Figure data in JSON:
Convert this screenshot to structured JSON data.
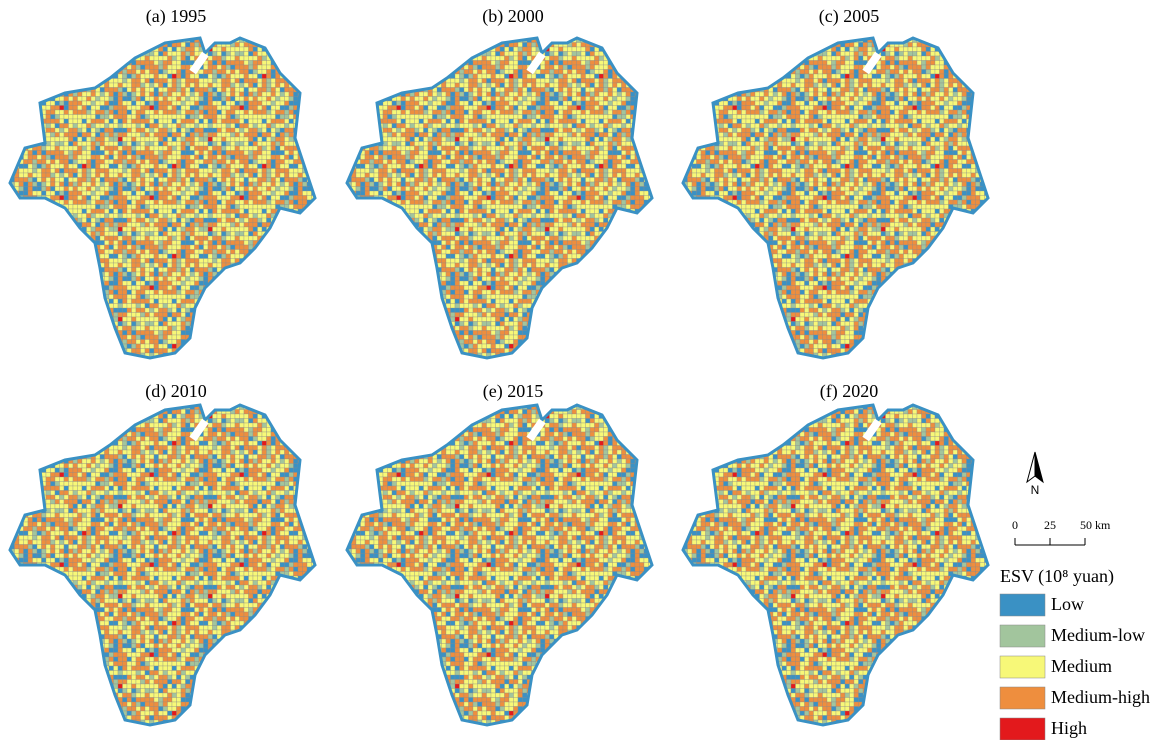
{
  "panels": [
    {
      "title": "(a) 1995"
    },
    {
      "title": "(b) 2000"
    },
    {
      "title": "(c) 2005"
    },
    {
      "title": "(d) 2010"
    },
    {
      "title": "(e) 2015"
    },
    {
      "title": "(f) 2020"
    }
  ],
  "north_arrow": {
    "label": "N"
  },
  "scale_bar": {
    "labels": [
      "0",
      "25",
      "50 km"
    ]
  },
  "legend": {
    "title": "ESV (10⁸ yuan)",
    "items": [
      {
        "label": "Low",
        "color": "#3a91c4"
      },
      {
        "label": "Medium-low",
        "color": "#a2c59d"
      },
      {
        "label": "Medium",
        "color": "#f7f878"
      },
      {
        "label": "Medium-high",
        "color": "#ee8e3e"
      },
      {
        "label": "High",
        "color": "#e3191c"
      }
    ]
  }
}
--
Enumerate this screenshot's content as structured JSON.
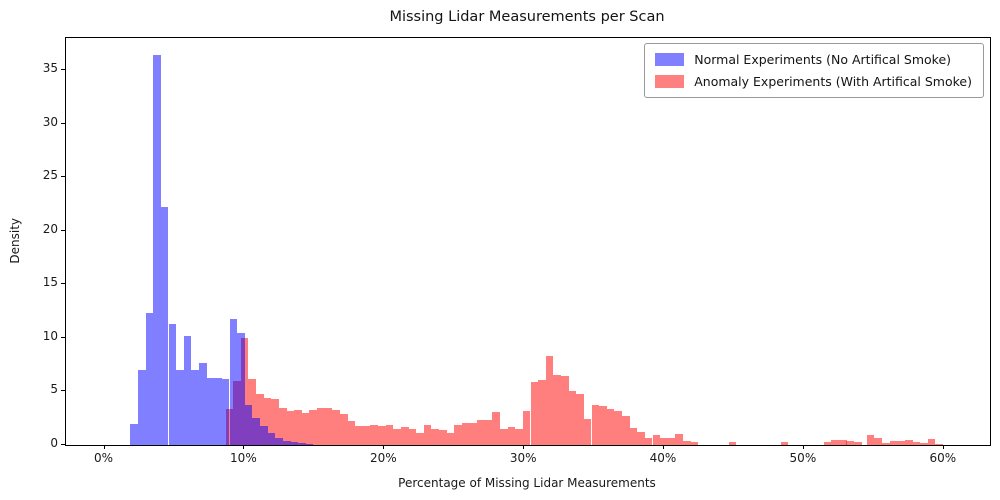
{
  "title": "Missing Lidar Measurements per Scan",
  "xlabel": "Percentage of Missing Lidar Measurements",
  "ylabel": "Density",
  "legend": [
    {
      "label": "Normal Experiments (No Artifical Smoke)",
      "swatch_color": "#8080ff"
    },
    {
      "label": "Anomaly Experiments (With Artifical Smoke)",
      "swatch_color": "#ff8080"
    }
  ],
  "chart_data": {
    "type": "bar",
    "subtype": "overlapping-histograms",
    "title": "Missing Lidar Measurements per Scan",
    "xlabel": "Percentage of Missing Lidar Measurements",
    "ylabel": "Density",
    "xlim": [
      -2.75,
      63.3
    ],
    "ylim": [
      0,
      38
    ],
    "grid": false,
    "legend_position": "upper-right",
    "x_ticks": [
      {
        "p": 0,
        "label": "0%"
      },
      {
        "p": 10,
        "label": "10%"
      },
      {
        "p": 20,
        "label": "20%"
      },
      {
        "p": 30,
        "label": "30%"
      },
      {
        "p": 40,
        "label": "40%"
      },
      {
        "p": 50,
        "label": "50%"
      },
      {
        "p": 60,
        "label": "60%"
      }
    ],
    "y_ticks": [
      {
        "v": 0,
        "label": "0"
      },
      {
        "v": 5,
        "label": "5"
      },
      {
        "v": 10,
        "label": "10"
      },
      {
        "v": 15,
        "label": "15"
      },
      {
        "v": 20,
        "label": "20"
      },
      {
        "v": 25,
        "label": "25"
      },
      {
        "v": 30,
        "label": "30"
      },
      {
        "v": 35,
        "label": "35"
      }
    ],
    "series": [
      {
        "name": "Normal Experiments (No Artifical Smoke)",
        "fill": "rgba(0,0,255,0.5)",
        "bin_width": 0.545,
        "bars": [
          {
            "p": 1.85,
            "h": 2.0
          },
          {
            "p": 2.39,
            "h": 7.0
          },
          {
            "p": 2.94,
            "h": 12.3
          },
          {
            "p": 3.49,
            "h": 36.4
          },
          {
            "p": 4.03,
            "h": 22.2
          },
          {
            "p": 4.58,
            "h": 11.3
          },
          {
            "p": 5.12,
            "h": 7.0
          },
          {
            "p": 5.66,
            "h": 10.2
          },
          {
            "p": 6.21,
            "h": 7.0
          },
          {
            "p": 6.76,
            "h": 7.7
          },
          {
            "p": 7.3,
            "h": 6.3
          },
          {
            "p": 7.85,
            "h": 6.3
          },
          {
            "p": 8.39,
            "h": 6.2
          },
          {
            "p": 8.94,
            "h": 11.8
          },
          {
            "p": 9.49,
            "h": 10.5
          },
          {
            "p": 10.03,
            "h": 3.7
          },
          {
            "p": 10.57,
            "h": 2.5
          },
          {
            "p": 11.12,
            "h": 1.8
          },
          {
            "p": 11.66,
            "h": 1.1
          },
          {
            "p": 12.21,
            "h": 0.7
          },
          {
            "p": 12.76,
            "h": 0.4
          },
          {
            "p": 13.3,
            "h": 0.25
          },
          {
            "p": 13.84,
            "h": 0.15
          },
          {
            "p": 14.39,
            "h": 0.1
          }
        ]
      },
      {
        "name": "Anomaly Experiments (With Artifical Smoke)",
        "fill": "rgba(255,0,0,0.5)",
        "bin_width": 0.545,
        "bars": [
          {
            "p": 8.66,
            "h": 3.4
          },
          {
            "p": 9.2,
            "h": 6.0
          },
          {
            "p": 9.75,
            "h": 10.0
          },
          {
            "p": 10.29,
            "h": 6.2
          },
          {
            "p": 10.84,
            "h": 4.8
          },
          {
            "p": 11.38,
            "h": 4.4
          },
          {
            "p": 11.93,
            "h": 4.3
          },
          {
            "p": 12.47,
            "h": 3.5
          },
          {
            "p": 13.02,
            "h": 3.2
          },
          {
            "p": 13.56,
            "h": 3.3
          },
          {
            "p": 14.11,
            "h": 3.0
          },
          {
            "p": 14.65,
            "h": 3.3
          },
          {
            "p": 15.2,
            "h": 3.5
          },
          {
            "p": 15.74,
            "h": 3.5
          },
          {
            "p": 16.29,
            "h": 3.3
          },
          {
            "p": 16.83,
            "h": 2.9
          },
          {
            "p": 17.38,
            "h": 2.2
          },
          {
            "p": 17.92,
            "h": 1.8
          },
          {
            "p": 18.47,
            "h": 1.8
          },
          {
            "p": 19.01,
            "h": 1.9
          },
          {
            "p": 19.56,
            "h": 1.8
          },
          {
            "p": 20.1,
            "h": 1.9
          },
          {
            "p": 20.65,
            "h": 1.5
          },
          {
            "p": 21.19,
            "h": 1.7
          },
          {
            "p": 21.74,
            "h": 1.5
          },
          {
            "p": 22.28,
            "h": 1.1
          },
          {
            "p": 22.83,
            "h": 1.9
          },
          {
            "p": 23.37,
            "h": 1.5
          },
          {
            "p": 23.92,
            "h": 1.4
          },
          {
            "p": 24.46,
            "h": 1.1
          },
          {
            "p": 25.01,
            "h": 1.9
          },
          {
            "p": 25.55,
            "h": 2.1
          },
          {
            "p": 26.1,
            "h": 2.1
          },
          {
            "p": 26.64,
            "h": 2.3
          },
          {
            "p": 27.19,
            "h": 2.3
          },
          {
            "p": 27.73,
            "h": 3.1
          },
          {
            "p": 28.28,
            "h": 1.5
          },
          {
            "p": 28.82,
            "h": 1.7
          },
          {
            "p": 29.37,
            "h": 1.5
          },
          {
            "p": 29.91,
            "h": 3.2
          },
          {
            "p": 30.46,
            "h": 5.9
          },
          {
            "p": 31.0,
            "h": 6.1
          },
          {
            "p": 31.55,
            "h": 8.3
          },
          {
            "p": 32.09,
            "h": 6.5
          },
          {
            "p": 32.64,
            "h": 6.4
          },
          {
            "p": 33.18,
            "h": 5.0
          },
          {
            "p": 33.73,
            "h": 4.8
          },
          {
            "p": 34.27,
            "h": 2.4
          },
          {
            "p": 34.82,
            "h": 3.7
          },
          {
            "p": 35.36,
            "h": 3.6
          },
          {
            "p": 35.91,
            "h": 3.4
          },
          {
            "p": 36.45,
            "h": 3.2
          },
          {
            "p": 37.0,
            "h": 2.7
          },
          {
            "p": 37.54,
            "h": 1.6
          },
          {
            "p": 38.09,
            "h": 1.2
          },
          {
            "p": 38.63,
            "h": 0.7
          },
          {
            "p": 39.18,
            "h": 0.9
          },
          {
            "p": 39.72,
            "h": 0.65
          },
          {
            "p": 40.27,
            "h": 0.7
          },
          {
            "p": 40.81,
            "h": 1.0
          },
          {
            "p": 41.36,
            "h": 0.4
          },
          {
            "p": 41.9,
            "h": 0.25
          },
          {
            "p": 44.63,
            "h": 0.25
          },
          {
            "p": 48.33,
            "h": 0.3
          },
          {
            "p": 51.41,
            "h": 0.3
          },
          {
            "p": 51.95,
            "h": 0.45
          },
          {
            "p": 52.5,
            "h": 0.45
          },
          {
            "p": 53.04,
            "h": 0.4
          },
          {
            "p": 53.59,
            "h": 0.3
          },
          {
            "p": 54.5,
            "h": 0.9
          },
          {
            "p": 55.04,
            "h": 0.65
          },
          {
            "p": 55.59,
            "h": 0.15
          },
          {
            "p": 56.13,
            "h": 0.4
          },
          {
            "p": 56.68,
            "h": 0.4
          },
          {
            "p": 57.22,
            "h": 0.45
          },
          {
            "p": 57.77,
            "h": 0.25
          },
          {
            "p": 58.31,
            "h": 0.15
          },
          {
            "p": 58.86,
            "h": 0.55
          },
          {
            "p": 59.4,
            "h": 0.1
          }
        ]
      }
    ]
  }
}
* * *
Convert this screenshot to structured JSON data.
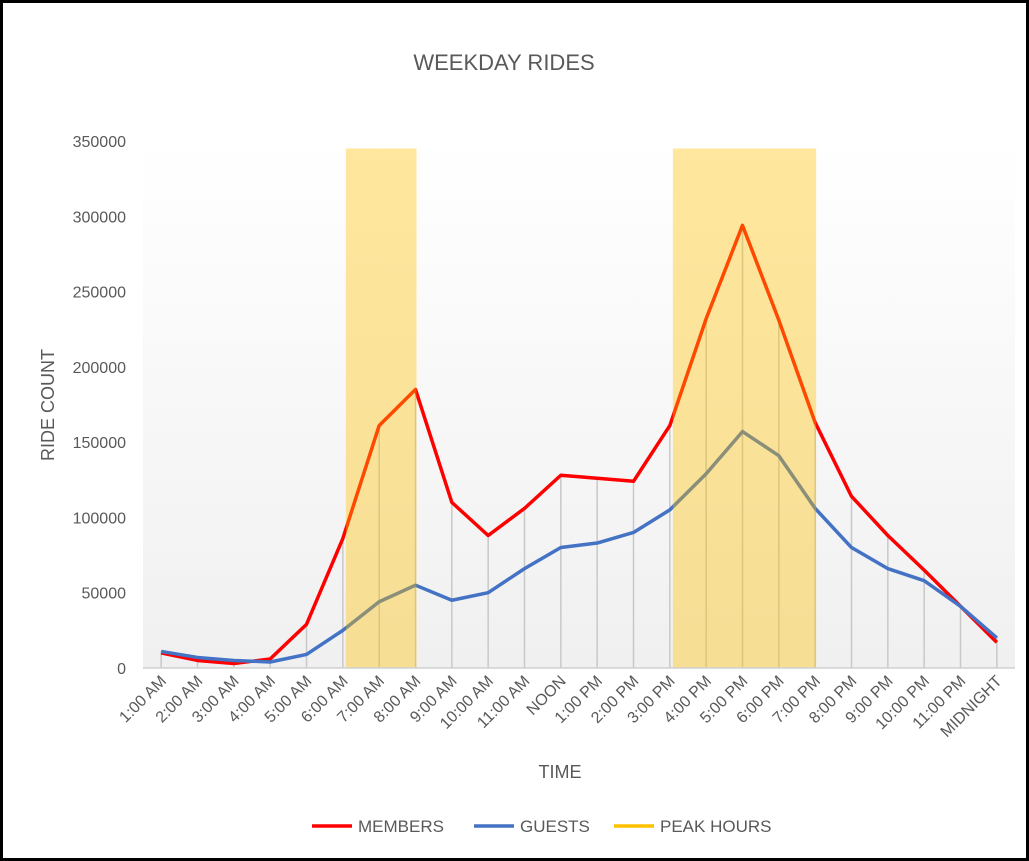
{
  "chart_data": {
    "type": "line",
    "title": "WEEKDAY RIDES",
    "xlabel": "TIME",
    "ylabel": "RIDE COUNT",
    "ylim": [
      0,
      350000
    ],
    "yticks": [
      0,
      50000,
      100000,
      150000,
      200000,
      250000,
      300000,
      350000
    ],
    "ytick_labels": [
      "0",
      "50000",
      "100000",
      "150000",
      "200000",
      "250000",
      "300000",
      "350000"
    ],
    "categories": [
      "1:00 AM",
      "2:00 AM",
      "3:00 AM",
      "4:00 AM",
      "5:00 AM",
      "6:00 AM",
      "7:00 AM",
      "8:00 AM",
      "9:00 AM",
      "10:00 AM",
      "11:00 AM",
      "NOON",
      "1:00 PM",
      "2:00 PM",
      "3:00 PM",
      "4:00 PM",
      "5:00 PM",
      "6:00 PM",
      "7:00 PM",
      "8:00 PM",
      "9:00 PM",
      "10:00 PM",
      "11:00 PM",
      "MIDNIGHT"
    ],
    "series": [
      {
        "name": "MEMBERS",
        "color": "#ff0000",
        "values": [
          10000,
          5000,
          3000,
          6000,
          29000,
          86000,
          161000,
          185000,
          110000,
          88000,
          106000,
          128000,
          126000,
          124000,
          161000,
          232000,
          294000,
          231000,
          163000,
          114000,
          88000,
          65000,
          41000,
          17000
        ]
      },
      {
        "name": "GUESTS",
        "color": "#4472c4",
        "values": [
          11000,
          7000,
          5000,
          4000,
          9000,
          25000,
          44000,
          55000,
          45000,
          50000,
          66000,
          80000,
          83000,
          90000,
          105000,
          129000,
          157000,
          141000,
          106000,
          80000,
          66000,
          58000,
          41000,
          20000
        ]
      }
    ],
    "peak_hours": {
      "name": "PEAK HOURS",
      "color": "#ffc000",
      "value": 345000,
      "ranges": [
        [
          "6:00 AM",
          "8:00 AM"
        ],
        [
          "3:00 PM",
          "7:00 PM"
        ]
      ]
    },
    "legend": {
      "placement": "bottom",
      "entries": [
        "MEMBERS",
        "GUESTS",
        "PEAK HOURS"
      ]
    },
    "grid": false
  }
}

**Work required**
Looking at the records above, work out how many lines include the word "Measurements", then give that number by itself.

**Exercise output**
4